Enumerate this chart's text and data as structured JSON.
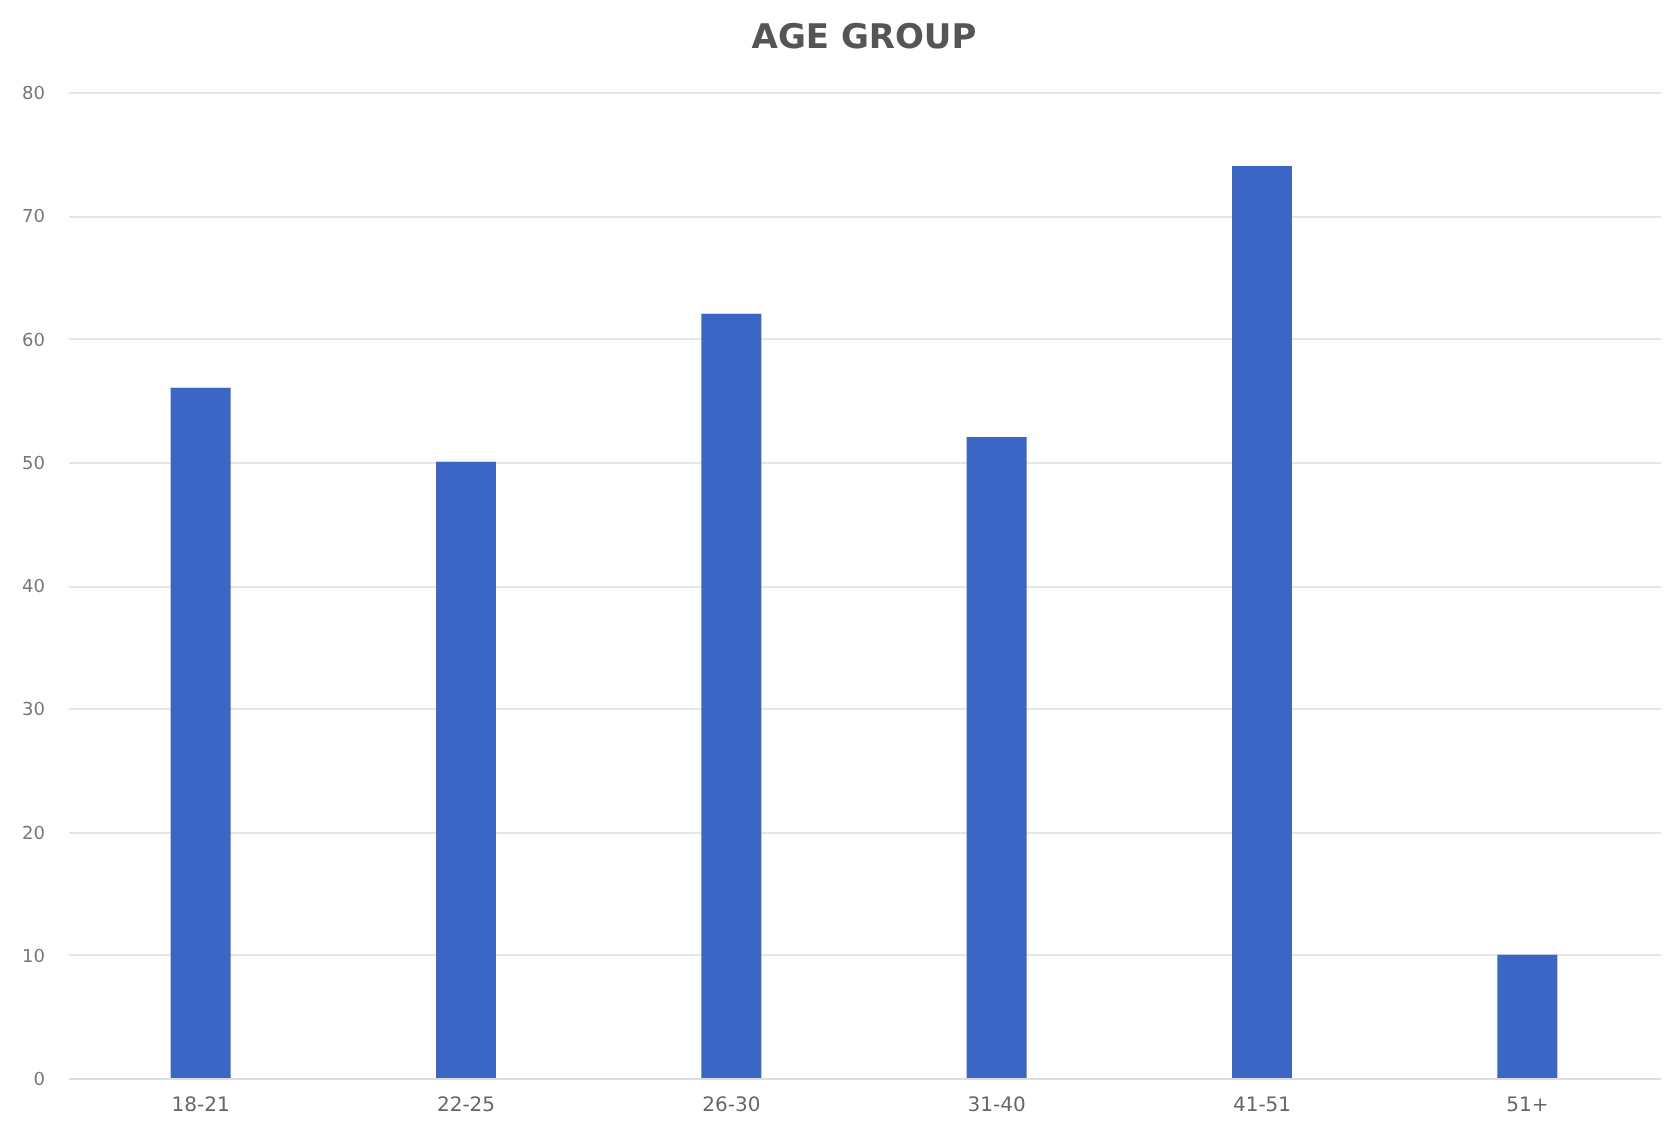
{
  "chart_data": {
    "type": "bar",
    "title": "AGE GROUP",
    "categories": [
      "18-21",
      "22-25",
      "26-30",
      "31-40",
      "41-51",
      "51+"
    ],
    "values": [
      56,
      50,
      62,
      52,
      74,
      10
    ],
    "color": "#3b66c6",
    "ylim": [
      0,
      80
    ],
    "yticks": [
      0,
      10,
      20,
      30,
      40,
      50,
      60,
      70,
      80
    ],
    "grid": "y"
  }
}
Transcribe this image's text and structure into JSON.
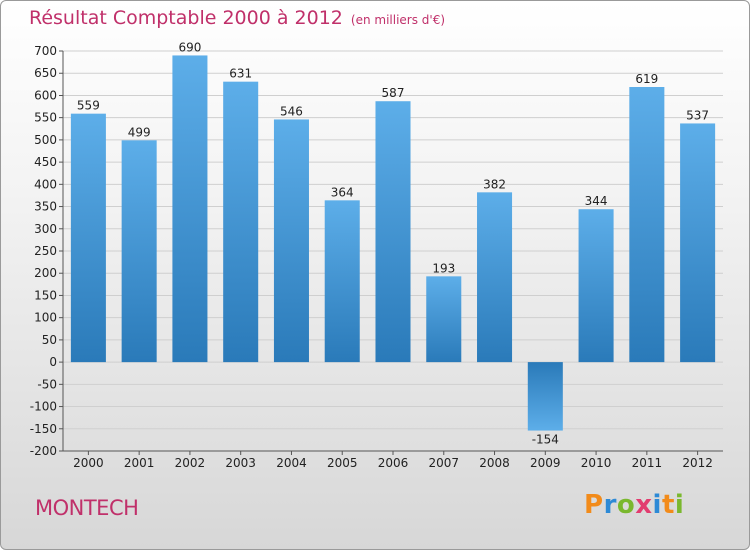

....................

GIVEN REQUEST: Leaving aside the images, write out the entries above word for word.

CORRECT ANSWER:
Enumerate this chart's text and data as structured JSON.
{
  "chart_data": {
    "type": "bar",
    "title": "AGE GROUP",
    "categories": [
      "18-21",
      "22-25",
      "26-30",
      "31-40",
      "41-51",
      "51+"
    ],
    "values": [
      56,
      50,
      62,
      52,
      74,
      10
    ],
    "color": "#3b66c6",
    "ylim": [
      0,
      80
    ],
    "yticks": [
      0,
      10,
      20,
      30,
      40,
      50,
      60,
      70,
      80
    ],
    "grid": "y"
  }
}
Transcribe this image's text and structure into JSON.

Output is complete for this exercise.